Stored data:
┌──

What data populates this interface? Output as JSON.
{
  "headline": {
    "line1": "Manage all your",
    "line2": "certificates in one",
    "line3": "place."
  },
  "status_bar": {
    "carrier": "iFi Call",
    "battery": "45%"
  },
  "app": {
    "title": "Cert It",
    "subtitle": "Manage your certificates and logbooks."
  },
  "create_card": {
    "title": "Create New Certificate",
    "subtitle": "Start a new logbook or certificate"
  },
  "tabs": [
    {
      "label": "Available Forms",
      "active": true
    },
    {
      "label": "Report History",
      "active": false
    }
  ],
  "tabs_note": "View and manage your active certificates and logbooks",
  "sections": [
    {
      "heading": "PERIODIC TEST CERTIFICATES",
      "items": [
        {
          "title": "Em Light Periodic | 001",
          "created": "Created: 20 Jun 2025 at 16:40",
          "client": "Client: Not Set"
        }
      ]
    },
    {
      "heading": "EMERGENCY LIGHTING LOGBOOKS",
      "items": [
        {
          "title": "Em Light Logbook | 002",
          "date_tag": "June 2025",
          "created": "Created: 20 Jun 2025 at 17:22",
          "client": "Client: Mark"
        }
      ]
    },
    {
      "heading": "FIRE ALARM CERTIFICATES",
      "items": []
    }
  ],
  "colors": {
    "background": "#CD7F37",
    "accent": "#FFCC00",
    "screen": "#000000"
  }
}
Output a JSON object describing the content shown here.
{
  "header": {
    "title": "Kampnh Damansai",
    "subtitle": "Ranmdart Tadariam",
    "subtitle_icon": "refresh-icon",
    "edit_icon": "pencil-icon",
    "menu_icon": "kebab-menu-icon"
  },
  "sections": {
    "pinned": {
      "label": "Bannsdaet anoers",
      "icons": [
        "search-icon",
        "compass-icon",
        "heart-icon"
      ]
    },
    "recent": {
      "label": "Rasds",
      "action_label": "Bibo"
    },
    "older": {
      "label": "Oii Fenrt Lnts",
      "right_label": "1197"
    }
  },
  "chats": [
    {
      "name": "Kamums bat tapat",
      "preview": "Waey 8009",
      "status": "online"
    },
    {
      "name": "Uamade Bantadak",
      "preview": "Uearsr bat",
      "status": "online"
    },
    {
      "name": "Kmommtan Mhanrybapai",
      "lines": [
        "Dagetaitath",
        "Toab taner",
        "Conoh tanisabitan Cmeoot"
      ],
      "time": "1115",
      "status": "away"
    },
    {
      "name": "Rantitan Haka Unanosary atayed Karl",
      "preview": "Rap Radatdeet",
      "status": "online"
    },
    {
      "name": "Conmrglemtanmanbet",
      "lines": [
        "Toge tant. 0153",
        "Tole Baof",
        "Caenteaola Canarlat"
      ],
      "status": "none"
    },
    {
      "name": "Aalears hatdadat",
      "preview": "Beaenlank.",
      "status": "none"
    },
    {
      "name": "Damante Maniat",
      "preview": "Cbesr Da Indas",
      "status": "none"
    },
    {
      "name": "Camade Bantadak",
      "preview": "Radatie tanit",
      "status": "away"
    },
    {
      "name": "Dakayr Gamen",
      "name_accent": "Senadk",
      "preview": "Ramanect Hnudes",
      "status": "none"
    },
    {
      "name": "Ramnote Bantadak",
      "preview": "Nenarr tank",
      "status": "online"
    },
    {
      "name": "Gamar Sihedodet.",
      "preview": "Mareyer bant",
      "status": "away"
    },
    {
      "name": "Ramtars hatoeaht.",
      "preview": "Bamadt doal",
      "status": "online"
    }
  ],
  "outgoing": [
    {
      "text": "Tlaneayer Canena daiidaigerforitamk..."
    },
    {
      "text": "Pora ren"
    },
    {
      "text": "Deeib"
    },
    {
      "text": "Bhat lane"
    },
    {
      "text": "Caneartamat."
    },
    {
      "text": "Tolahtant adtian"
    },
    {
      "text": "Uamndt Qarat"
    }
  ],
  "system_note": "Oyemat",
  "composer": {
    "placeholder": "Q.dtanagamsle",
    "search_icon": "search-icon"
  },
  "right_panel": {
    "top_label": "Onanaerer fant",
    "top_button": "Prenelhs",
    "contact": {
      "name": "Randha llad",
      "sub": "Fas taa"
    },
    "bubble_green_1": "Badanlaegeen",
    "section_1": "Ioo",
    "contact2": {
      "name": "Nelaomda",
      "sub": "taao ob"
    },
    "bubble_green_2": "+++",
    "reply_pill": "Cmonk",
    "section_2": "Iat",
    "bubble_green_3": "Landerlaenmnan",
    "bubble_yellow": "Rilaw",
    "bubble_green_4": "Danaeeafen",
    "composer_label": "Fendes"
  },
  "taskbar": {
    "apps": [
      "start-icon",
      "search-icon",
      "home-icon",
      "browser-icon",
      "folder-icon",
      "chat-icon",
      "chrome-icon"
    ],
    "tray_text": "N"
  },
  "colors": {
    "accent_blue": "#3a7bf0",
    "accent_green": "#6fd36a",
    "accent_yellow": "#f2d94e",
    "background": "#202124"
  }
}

└──

Reproduce all of the data exactly as given.

## Answer to this exercise
What data populates this interface? Output as JSON.
{
  "headline": {
    "line1": "Manage all your",
    "line2": "certificates in one",
    "line3": "place."
  },
  "status_bar": {
    "carrier": "iFi Call",
    "battery": "45%"
  },
  "app": {
    "title": "Cert It",
    "subtitle": "Manage your certificates and logbooks."
  },
  "create_card": {
    "title": "Create New Certificate",
    "subtitle": "Start a new logbook or certificate"
  },
  "tabs": [
    {
      "label": "Available Forms",
      "active": true
    },
    {
      "label": "Report History",
      "active": false
    }
  ],
  "tabs_note": "View and manage your active certificates and logbooks",
  "sections": [
    {
      "heading": "PERIODIC TEST CERTIFICATES",
      "items": [
        {
          "title": "Em Light Periodic | 001",
          "created": "Created: 20 Jun 2025 at 16:40",
          "client": "Client: Not Set"
        }
      ]
    },
    {
      "heading": "EMERGENCY LIGHTING LOGBOOKS",
      "items": [
        {
          "title": "Em Light Logbook | 002",
          "date_tag": "June 2025",
          "created": "Created: 20 Jun 2025 at 17:22",
          "client": "Client: Mark"
        }
      ]
    },
    {
      "heading": "FIRE ALARM CERTIFICATES",
      "items": []
    }
  ],
  "colors": {
    "background": "#CD7F37",
    "accent": "#FFCC00",
    "screen": "#000000"
  }
}
Output a JSON object describing the content shown here.
{
  "header": {
    "title": "Kampnh Damansai",
    "subtitle": "Ranmdart Tadariam",
    "subtitle_icon": "refresh-icon",
    "edit_icon": "pencil-icon",
    "menu_icon": "kebab-menu-icon"
  },
  "sections": {
    "pinned": {
      "label": "Bannsdaet anoers",
      "icons": [
        "search-icon",
        "compass-icon",
        "heart-icon"
      ]
    },
    "recent": {
      "label": "Rasds",
      "action_label": "Bibo"
    },
    "older": {
      "label": "Oii Fenrt Lnts",
      "right_label": "1197"
    }
  },
  "chats": [
    {
      "name": "Kamums bat tapat",
      "preview": "Waey 8009",
      "status": "online"
    },
    {
      "name": "Uamade Bantadak",
      "preview": "Uearsr bat",
      "status": "online"
    },
    {
      "name": "Kmommtan Mhanrybapai",
      "lines": [
        "Dagetaitath",
        "Toab taner",
        "Conoh tanisabitan Cmeoot"
      ],
      "time": "1115",
      "status": "away"
    },
    {
      "name": "Rantitan Haka Unanosary atayed Karl",
      "preview": "Rap Radatdeet",
      "status": "online"
    },
    {
      "name": "Conmrglemtanmanbet",
      "lines": [
        "Toge tant. 0153",
        "Tole Baof",
        "Caenteaola Canarlat"
      ],
      "status": "none"
    },
    {
      "name": "Aalears hatdadat",
      "preview": "Beaenlank.",
      "status": "none"
    },
    {
      "name": "Damante Maniat",
      "preview": "Cbesr Da Indas",
      "status": "none"
    },
    {
      "name": "Camade Bantadak",
      "preview": "Radatie tanit",
      "status": "away"
    },
    {
      "name": "Dakayr Gamen",
      "name_accent": "Senadk",
      "preview": "Ramanect Hnudes",
      "status": "none"
    },
    {
      "name": "Ramnote Bantadak",
      "preview": "Nenarr tank",
      "status": "online"
    },
    {
      "name": "Gamar Sihedodet.",
      "preview": "Mareyer bant",
      "status": "away"
    },
    {
      "name": "Ramtars hatoeaht.",
      "preview": "Bamadt doal",
      "status": "online"
    }
  ],
  "outgoing": [
    {
      "text": "Tlaneayer Canena daiidaigerforitamk..."
    },
    {
      "text": "Pora ren"
    },
    {
      "text": "Deeib"
    },
    {
      "text": "Bhat lane"
    },
    {
      "text": "Caneartamat."
    },
    {
      "text": "Tolahtant adtian"
    },
    {
      "text": "Uamndt Qarat"
    }
  ],
  "system_note": "Oyemat",
  "composer": {
    "placeholder": "Q.dtanagamsle",
    "search_icon": "search-icon"
  },
  "right_panel": {
    "top_label": "Onanaerer fant",
    "top_button": "Prenelhs",
    "contact": {
      "name": "Randha llad",
      "sub": "Fas taa"
    },
    "bubble_green_1": "Badanlaegeen",
    "section_1": "Ioo",
    "contact2": {
      "name": "Nelaomda",
      "sub": "taao ob"
    },
    "bubble_green_2": "+++",
    "reply_pill": "Cmonk",
    "section_2": "Iat",
    "bubble_green_3": "Landerlaenmnan",
    "bubble_yellow": "Rilaw",
    "bubble_green_4": "Danaeeafen",
    "composer_label": "Fendes"
  },
  "taskbar": {
    "apps": [
      "start-icon",
      "search-icon",
      "home-icon",
      "browser-icon",
      "folder-icon",
      "chat-icon",
      "chrome-icon"
    ],
    "tray_text": "N"
  },
  "colors": {
    "accent_blue": "#3a7bf0",
    "accent_green": "#6fd36a",
    "accent_yellow": "#f2d94e",
    "background": "#202124"
  }
}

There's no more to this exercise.